## STATED PROBLEM
Copy all lines of the listing that include the string "marker".

== DATA RECORDS ==

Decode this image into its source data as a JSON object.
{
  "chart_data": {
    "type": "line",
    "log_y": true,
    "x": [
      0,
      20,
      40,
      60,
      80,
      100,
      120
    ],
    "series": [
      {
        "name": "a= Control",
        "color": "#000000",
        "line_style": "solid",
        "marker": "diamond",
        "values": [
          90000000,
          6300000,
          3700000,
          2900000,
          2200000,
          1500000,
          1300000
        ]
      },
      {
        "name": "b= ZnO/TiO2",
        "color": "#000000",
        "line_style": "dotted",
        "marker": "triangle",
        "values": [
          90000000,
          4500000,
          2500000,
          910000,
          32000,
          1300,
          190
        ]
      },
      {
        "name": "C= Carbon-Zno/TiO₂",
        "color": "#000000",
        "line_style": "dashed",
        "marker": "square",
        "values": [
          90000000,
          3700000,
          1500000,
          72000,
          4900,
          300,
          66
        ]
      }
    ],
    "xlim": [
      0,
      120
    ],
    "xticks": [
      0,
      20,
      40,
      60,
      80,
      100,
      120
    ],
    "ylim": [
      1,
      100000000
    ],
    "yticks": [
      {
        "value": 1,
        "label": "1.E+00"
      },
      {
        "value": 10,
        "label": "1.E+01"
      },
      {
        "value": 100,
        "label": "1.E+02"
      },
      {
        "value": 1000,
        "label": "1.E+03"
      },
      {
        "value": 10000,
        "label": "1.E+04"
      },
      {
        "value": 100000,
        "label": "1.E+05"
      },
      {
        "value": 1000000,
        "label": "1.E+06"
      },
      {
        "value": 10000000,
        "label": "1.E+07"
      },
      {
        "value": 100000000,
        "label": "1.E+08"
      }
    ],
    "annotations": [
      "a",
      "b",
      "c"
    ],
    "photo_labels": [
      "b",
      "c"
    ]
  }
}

===

## SOLUTION FOR THIS EXERCISE
        "marker": "diamond",
        "marker": "triangle",
        "marker": "square",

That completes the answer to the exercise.